Copy out each line that includes the word "this".

====================

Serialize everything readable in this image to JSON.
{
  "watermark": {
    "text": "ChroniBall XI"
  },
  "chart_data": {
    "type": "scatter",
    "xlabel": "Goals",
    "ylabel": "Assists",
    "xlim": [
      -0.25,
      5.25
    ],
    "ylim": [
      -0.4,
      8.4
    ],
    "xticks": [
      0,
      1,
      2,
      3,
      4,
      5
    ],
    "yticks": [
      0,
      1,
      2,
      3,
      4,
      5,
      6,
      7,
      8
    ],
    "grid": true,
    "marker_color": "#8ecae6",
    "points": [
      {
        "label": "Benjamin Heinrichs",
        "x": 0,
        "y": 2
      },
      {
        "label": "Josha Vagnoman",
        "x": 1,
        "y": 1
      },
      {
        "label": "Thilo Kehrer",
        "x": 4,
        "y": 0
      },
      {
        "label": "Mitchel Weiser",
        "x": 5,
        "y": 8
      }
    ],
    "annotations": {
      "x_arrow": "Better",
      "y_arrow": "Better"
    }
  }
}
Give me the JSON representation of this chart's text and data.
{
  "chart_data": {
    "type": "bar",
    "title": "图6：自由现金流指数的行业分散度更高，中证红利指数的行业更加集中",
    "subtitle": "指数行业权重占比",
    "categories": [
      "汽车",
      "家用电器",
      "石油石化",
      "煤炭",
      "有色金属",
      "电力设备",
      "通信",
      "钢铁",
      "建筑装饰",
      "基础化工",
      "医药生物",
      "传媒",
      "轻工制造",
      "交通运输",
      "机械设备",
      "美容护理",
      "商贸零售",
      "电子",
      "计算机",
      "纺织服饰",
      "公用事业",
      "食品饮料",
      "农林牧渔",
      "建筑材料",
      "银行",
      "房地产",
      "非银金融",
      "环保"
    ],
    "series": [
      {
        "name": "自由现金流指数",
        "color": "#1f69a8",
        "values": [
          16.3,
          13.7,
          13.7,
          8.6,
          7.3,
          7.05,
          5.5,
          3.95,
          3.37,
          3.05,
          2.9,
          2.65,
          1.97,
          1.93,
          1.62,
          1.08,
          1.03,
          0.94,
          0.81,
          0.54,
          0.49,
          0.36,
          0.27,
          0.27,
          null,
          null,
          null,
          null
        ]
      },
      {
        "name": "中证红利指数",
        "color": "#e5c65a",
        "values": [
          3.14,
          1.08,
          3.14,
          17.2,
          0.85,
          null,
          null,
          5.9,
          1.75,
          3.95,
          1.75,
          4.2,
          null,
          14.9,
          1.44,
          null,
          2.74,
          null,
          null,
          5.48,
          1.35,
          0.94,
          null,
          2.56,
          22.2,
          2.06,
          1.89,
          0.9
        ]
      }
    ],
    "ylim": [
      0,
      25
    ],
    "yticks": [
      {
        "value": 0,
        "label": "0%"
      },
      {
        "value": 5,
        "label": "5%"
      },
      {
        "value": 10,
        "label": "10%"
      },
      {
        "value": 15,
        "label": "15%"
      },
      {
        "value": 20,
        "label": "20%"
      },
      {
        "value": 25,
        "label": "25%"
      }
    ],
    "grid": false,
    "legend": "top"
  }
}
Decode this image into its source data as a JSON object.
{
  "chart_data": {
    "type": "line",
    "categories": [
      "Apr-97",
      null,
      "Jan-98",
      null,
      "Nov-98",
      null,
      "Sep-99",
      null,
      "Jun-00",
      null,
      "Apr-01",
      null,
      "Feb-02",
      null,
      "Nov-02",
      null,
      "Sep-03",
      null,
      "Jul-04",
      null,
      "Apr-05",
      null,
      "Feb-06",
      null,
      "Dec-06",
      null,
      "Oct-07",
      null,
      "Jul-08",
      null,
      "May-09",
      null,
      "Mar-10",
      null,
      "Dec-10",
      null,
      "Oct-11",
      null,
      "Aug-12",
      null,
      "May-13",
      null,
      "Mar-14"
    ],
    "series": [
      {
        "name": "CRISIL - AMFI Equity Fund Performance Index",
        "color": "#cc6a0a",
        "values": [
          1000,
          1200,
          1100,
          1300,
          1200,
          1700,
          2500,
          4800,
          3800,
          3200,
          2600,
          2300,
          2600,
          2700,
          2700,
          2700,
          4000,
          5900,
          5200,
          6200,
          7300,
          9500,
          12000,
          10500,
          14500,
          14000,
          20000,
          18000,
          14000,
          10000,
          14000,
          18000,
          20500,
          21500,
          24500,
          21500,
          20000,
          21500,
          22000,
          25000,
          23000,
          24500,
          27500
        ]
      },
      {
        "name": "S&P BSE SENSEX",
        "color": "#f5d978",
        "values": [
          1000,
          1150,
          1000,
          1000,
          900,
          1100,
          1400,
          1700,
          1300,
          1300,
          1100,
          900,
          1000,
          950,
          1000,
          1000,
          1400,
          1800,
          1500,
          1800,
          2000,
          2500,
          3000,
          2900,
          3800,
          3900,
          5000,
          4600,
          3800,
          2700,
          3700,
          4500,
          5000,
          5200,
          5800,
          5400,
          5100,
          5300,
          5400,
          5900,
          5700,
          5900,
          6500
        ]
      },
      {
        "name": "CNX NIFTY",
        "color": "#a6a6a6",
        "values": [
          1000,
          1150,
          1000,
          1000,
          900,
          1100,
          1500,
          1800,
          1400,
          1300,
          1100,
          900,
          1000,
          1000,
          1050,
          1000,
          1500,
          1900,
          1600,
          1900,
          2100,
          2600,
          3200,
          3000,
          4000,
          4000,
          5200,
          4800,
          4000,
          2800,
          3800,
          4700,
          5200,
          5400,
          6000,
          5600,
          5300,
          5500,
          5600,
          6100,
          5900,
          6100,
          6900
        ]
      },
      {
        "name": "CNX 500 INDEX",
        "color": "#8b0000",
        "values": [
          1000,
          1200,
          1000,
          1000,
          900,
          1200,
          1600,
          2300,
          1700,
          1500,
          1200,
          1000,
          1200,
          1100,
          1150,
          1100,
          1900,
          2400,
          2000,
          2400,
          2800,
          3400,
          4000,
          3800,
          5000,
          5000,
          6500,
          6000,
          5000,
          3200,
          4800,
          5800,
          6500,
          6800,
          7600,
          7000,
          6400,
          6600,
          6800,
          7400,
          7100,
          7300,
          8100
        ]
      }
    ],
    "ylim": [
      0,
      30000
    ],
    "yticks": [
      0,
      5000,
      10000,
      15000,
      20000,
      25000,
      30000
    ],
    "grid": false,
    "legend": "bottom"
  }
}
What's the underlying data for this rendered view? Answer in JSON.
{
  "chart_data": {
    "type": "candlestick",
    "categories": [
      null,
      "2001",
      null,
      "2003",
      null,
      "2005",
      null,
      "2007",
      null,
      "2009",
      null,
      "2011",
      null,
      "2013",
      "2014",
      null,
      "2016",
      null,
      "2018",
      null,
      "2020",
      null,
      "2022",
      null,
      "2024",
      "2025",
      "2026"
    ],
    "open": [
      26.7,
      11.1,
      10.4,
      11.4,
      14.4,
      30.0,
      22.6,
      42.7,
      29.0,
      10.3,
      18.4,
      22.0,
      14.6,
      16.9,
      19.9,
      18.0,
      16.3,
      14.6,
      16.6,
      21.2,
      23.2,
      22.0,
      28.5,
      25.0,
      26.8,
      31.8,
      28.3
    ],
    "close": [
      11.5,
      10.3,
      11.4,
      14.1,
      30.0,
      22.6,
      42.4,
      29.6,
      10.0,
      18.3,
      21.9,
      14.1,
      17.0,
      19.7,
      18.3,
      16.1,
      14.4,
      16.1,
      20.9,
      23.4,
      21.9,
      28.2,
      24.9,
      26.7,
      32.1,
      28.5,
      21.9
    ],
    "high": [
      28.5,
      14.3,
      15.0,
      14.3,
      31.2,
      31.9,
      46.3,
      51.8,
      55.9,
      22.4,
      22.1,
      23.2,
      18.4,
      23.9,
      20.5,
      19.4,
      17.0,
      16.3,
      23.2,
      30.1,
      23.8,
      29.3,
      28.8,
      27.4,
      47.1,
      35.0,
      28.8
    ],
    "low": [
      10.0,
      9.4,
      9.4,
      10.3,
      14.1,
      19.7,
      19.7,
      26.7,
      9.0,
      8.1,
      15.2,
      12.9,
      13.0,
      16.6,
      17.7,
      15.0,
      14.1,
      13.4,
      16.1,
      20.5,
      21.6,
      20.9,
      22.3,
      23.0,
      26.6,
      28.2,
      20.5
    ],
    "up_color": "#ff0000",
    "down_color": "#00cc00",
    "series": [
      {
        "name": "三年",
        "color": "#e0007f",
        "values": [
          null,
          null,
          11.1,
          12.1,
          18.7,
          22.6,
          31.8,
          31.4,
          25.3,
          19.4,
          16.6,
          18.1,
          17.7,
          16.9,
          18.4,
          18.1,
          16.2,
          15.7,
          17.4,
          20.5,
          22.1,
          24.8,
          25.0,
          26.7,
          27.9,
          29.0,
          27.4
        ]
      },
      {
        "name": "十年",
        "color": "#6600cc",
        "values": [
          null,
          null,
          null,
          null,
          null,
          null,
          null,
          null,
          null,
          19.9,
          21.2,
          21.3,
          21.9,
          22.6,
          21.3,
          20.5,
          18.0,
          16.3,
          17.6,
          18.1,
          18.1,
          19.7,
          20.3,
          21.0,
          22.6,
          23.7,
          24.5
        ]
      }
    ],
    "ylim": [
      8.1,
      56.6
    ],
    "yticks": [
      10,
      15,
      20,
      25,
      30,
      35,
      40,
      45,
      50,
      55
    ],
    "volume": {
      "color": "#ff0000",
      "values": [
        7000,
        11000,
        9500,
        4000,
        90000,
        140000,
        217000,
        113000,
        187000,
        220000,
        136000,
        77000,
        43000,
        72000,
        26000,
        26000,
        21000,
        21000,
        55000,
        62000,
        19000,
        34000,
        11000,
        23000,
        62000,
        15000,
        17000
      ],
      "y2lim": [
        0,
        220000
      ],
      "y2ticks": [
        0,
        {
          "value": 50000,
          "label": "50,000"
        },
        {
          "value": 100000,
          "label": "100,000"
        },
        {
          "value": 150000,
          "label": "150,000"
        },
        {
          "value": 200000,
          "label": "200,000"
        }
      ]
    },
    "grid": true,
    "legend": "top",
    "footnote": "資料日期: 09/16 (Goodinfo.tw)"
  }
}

====================

**Final answer**
Serialize everything readable in this image to JSON.
Give me the JSON representation of this chart's text and data.
Decode this image into its source data as a JSON object.
What's the underlying data for this rendered view? Answer in JSON.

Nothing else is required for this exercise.